— Start of SUPPLIED MATERIAL —

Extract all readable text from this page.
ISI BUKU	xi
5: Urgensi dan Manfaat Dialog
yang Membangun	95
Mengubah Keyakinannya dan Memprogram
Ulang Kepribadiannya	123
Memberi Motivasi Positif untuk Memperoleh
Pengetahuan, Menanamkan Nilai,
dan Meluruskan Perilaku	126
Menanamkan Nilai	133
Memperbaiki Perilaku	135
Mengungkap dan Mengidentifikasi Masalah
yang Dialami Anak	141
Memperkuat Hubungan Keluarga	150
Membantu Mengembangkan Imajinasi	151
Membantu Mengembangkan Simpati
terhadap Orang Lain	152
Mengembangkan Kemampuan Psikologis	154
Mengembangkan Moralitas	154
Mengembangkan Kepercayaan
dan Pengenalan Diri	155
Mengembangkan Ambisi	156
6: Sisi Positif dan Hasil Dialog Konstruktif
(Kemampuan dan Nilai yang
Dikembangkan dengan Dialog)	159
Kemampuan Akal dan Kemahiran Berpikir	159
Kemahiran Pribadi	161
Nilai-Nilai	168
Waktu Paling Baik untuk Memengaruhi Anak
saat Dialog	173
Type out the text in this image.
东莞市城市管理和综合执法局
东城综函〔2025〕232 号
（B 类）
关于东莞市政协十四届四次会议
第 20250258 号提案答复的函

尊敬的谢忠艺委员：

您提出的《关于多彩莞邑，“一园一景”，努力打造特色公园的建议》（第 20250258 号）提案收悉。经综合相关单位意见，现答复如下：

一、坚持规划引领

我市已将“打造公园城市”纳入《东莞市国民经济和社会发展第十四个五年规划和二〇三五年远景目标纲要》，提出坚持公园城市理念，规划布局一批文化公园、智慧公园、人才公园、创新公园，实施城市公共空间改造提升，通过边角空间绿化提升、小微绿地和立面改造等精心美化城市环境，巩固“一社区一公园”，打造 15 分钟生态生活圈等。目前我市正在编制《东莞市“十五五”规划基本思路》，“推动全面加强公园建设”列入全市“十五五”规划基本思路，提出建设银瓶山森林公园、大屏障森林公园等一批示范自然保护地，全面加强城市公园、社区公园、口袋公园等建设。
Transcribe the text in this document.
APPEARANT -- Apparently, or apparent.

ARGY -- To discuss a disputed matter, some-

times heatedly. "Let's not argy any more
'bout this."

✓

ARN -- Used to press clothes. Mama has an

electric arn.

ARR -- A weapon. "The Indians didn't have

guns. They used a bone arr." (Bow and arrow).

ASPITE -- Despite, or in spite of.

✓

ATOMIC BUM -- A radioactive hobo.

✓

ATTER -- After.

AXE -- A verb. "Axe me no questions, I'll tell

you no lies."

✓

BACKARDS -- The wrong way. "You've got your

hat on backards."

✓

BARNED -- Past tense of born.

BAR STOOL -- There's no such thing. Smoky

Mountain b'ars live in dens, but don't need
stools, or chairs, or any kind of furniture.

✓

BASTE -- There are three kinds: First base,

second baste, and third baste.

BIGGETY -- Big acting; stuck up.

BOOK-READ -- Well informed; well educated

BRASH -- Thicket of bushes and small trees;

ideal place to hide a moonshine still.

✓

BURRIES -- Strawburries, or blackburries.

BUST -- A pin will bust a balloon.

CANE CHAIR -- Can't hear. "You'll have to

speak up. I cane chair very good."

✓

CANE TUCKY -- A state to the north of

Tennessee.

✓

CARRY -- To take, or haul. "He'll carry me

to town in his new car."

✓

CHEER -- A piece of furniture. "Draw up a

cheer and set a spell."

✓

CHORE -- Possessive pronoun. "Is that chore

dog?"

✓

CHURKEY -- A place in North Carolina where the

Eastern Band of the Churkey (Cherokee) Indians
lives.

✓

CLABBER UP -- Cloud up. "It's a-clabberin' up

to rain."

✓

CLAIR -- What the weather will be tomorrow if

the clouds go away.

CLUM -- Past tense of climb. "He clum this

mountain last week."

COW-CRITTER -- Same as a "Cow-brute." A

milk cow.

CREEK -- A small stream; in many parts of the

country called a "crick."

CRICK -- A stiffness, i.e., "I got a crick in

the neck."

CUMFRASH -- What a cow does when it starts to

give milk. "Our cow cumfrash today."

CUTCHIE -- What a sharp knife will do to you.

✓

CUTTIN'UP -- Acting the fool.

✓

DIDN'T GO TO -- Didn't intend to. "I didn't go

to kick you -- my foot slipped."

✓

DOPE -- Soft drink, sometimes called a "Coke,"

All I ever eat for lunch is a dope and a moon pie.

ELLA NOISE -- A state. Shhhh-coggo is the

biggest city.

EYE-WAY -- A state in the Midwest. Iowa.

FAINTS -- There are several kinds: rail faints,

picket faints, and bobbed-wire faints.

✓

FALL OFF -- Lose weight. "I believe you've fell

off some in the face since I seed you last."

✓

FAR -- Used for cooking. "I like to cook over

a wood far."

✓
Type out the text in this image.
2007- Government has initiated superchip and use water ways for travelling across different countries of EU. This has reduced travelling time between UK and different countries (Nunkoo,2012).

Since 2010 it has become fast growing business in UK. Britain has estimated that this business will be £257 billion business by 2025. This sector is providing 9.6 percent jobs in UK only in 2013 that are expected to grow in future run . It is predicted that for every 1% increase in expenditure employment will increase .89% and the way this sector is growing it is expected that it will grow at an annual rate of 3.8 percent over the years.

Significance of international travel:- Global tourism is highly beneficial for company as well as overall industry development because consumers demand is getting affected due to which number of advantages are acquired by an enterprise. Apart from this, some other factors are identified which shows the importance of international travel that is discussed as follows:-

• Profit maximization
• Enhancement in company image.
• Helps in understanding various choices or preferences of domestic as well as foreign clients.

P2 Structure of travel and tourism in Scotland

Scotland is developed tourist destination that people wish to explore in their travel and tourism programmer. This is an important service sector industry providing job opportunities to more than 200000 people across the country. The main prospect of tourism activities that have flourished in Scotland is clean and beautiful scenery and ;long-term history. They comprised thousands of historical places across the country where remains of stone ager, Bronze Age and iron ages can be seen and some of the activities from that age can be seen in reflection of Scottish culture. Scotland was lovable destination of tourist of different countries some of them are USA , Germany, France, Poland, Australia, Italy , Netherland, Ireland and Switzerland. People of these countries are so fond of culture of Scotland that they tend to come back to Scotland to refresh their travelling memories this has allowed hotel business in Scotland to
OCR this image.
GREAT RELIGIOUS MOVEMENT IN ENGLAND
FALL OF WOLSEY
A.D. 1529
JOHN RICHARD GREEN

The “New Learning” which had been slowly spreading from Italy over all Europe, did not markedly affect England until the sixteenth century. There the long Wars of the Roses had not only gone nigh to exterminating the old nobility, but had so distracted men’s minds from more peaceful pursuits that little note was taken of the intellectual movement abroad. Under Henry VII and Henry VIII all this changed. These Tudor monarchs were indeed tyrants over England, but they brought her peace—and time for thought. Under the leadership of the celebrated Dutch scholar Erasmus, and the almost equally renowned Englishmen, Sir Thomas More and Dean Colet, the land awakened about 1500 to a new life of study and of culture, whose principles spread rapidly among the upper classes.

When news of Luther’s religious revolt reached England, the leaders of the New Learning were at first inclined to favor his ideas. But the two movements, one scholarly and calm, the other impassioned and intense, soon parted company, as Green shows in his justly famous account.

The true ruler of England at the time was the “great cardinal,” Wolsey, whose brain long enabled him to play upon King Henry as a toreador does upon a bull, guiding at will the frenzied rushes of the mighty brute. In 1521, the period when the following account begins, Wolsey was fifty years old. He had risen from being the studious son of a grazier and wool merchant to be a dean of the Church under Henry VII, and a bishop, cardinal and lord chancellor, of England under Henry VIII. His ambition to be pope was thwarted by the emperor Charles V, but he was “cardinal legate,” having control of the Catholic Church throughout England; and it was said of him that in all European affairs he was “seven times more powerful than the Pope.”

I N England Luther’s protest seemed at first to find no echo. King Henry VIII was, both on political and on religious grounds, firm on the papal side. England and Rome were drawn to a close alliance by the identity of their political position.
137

— End of SUPPLIED MATERIAL —

EXERCISE REQUIREMENTS »
Go through the data and count each line that has the word "Past", then give the total alone.

TASK OUTPUT »
2